:: WORK INSTRUCTIONS ::
Leave out the pictures and reproduce all of the data exactly.

:: SUPPLIED INFORMATION ::
----------------

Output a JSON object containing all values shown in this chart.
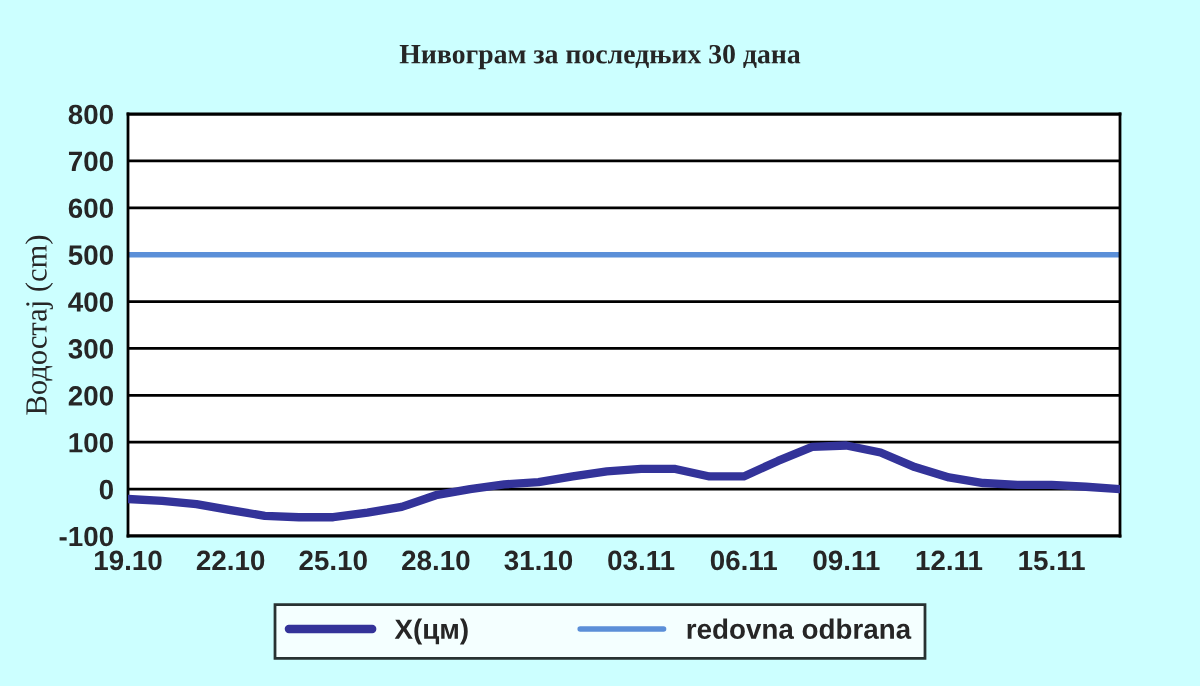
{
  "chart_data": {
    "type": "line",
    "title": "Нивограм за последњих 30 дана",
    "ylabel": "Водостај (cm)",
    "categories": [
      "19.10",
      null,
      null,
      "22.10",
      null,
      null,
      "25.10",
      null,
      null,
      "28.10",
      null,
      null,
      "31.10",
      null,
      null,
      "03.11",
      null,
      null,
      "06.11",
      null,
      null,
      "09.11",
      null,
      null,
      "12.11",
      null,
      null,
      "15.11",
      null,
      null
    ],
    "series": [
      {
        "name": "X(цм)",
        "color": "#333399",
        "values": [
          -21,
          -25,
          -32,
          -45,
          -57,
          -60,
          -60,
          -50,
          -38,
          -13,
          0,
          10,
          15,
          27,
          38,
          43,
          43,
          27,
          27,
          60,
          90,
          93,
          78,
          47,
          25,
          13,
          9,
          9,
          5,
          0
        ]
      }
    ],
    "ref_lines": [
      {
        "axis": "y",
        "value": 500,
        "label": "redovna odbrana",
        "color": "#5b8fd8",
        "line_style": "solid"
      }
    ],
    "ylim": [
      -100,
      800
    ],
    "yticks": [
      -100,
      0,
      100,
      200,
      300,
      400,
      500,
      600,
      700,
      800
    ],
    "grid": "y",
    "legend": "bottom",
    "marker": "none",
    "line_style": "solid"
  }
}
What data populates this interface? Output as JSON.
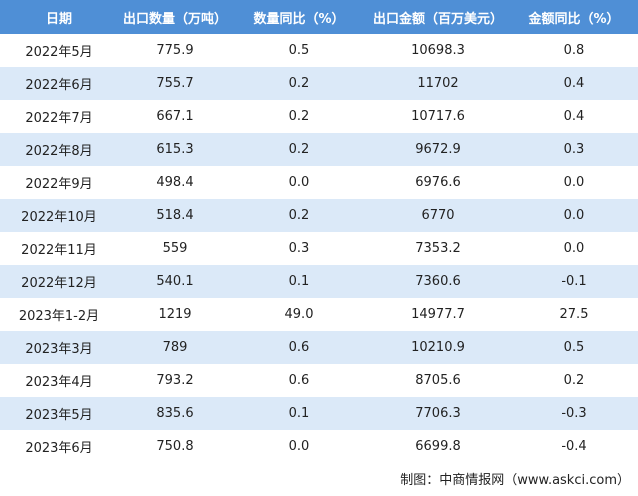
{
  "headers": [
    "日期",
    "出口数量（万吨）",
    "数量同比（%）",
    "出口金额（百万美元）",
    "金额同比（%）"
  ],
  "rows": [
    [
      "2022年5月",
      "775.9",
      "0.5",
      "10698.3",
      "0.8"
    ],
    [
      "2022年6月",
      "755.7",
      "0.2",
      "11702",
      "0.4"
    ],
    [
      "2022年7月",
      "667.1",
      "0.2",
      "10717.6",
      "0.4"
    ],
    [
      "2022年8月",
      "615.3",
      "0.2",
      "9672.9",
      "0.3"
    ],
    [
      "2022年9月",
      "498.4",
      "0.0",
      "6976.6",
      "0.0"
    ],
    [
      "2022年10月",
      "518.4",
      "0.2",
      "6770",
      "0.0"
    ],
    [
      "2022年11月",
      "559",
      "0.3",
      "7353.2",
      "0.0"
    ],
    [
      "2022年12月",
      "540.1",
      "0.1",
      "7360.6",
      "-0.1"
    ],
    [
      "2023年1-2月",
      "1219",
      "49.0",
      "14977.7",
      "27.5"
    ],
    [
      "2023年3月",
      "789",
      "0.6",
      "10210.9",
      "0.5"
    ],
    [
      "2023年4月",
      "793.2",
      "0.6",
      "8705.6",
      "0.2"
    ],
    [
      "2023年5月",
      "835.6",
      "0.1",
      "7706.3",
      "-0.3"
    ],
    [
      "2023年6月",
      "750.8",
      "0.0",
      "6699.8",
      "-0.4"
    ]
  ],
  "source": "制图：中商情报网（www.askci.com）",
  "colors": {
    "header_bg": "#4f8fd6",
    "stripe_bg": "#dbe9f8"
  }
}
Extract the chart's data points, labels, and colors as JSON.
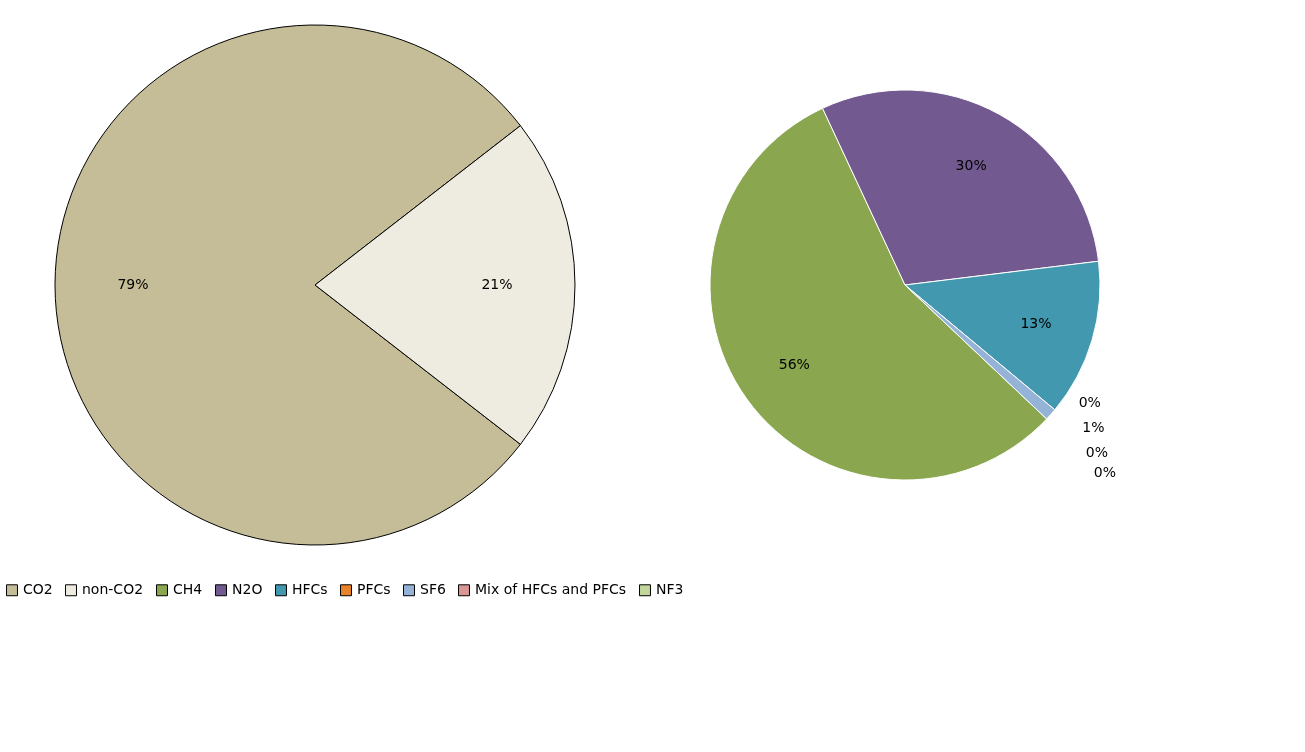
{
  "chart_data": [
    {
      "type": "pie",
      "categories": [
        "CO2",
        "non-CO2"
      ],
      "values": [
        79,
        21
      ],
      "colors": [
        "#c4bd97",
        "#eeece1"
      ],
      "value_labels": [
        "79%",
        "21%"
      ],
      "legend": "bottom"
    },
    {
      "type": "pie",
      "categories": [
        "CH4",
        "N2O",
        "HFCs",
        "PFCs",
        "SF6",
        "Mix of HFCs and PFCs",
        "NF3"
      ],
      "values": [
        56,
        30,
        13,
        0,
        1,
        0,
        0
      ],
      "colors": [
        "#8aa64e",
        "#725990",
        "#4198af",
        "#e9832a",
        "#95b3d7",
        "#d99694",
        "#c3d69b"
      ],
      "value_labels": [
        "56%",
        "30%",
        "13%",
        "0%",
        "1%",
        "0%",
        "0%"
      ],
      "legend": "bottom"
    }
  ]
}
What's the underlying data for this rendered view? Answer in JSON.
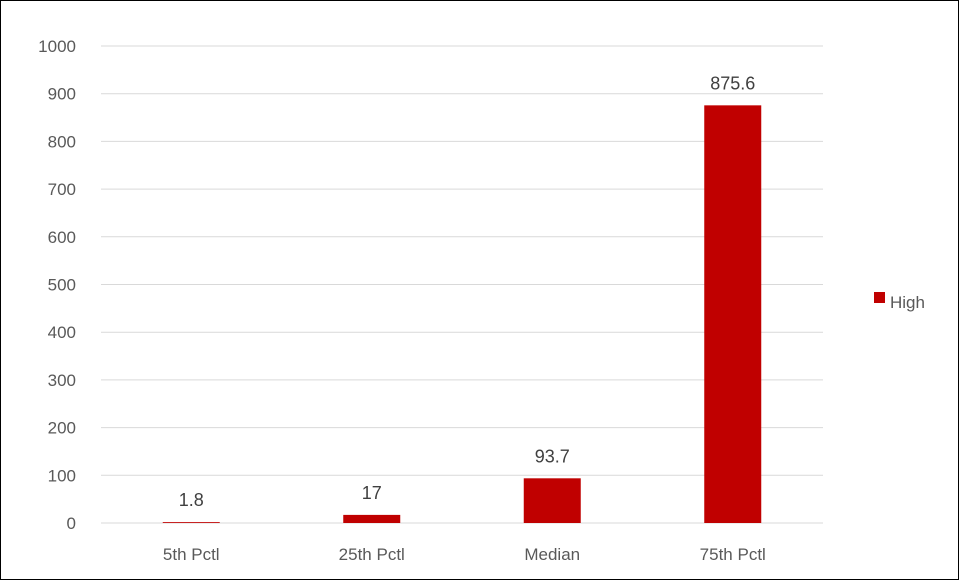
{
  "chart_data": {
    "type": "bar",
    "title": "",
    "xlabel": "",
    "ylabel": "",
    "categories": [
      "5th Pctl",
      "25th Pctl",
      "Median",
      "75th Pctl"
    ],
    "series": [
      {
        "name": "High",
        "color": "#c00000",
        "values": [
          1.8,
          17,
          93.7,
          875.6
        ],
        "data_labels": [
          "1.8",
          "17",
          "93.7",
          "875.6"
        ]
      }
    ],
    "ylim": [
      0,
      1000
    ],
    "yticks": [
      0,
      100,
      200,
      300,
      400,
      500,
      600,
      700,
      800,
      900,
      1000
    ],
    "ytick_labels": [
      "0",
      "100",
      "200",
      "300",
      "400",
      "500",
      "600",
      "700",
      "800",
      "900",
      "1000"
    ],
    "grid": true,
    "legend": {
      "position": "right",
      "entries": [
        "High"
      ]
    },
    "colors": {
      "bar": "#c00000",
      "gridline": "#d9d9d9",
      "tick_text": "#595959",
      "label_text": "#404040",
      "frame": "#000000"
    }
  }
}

----------------

:: RESULT FOR THIS TASK ::
Output a JSON object containing all values shown in this chart.
{
  "chart_data": {
    "type": "line",
    "title": "Нивограм за последњих 30 дана",
    "ylabel": "Водостај (cm)",
    "categories": [
      "19.10",
      null,
      null,
      "22.10",
      null,
      null,
      "25.10",
      null,
      null,
      "28.10",
      null,
      null,
      "31.10",
      null,
      null,
      "03.11",
      null,
      null,
      "06.11",
      null,
      null,
      "09.11",
      null,
      null,
      "12.11",
      null,
      null,
      "15.11",
      null,
      null
    ],
    "series": [
      {
        "name": "X(цм)",
        "color": "#333399",
        "values": [
          -21,
          -25,
          -32,
          -45,
          -57,
          -60,
          -60,
          -50,
          -38,
          -13,
          0,
          10,
          15,
          27,
          38,
          43,
          43,
          27,
          27,
          60,
          90,
          93,
          78,
          47,
          25,
          13,
          9,
          9,
          5,
          0
        ]
      }
    ],
    "ref_lines": [
      {
        "axis": "y",
        "value": 500,
        "label": "redovna odbrana",
        "color": "#5b8fd8",
        "line_style": "solid"
      }
    ],
    "ylim": [
      -100,
      800
    ],
    "yticks": [
      -100,
      0,
      100,
      200,
      300,
      400,
      500,
      600,
      700,
      800
    ],
    "grid": "y",
    "legend": "bottom",
    "marker": "none",
    "line_style": "solid"
  }
}
What data populates this interface? Output as JSON.
{
  "headers": [
    "日期",
    "出口数量（万吨）",
    "数量同比（%）",
    "出口金额（百万美元）",
    "金额同比（%）"
  ],
  "rows": [
    [
      "2022年5月",
      "775.9",
      "0.5",
      "10698.3",
      "0.8"
    ],
    [
      "2022年6月",
      "755.7",
      "0.2",
      "11702",
      "0.4"
    ],
    [
      "2022年7月",
      "667.1",
      "0.2",
      "10717.6",
      "0.4"
    ],
    [
      "2022年8月",
      "615.3",
      "0.2",
      "9672.9",
      "0.3"
    ],
    [
      "2022年9月",
      "498.4",
      "0.0",
      "6976.6",
      "0.0"
    ],
    [
      "2022年10月",
      "518.4",
      "0.2",
      "6770",
      "0.0"
    ],
    [
      "2022年11月",
      "559",
      "0.3",
      "7353.2",
      "0.0"
    ],
    [
      "2022年12月",
      "540.1",
      "0.1",
      "7360.6",
      "-0.1"
    ],
    [
      "2023年1-2月",
      "1219",
      "49.0",
      "14977.7",
      "27.5"
    ],
    [
      "2023年3月",
      "789",
      "0.6",
      "10210.9",
      "0.5"
    ],
    [
      "2023年4月",
      "793.2",
      "0.6",
      "8705.6",
      "0.2"
    ],
    [
      "2023年5月",
      "835.6",
      "0.1",
      "7706.3",
      "-0.3"
    ],
    [
      "2023年6月",
      "750.8",
      "0.0",
      "6699.8",
      "-0.4"
    ]
  ],
  "source": "制图：中商情报网（www.askci.com）",
  "colors": {
    "header_bg": "#4f8fd6",
    "stripe_bg": "#dbe9f8"
  }
}
Extract the chart's data points, labels, and colors as JSON.
{
  "chart_data": [
    {
      "type": "pie",
      "categories": [
        "CO2",
        "non-CO2"
      ],
      "values": [
        79,
        21
      ],
      "colors": [
        "#c4bd97",
        "#eeece1"
      ],
      "value_labels": [
        "79%",
        "21%"
      ],
      "legend": "bottom"
    },
    {
      "type": "pie",
      "categories": [
        "CH4",
        "N2O",
        "HFCs",
        "PFCs",
        "SF6",
        "Mix of HFCs and PFCs",
        "NF3"
      ],
      "values": [
        56,
        30,
        13,
        0,
        1,
        0,
        0
      ],
      "colors": [
        "#8aa64e",
        "#725990",
        "#4198af",
        "#e9832a",
        "#95b3d7",
        "#d99694",
        "#c3d69b"
      ],
      "value_labels": [
        "56%",
        "30%",
        "13%",
        "0%",
        "1%",
        "0%",
        "0%"
      ],
      "legend": "bottom"
    }
  ]
}
What's the underlying data for this rendered view? Answer in JSON.
{
  "chart_data": {
    "type": "bar",
    "title": "",
    "xlabel": "",
    "ylabel": "",
    "categories": [
      "5th Pctl",
      "25th Pctl",
      "Median",
      "75th Pctl"
    ],
    "series": [
      {
        "name": "High",
        "color": "#c00000",
        "values": [
          1.8,
          17,
          93.7,
          875.6
        ],
        "data_labels": [
          "1.8",
          "17",
          "93.7",
          "875.6"
        ]
      }
    ],
    "ylim": [
      0,
      1000
    ],
    "yticks": [
      0,
      100,
      200,
      300,
      400,
      500,
      600,
      700,
      800,
      900,
      1000
    ],
    "ytick_labels": [
      "0",
      "100",
      "200",
      "300",
      "400",
      "500",
      "600",
      "700",
      "800",
      "900",
      "1000"
    ],
    "grid": true,
    "legend": {
      "position": "right",
      "entries": [
        "High"
      ]
    },
    "colors": {
      "bar": "#c00000",
      "gridline": "#d9d9d9",
      "tick_text": "#595959",
      "label_text": "#404040",
      "frame": "#000000"
    }
  }
}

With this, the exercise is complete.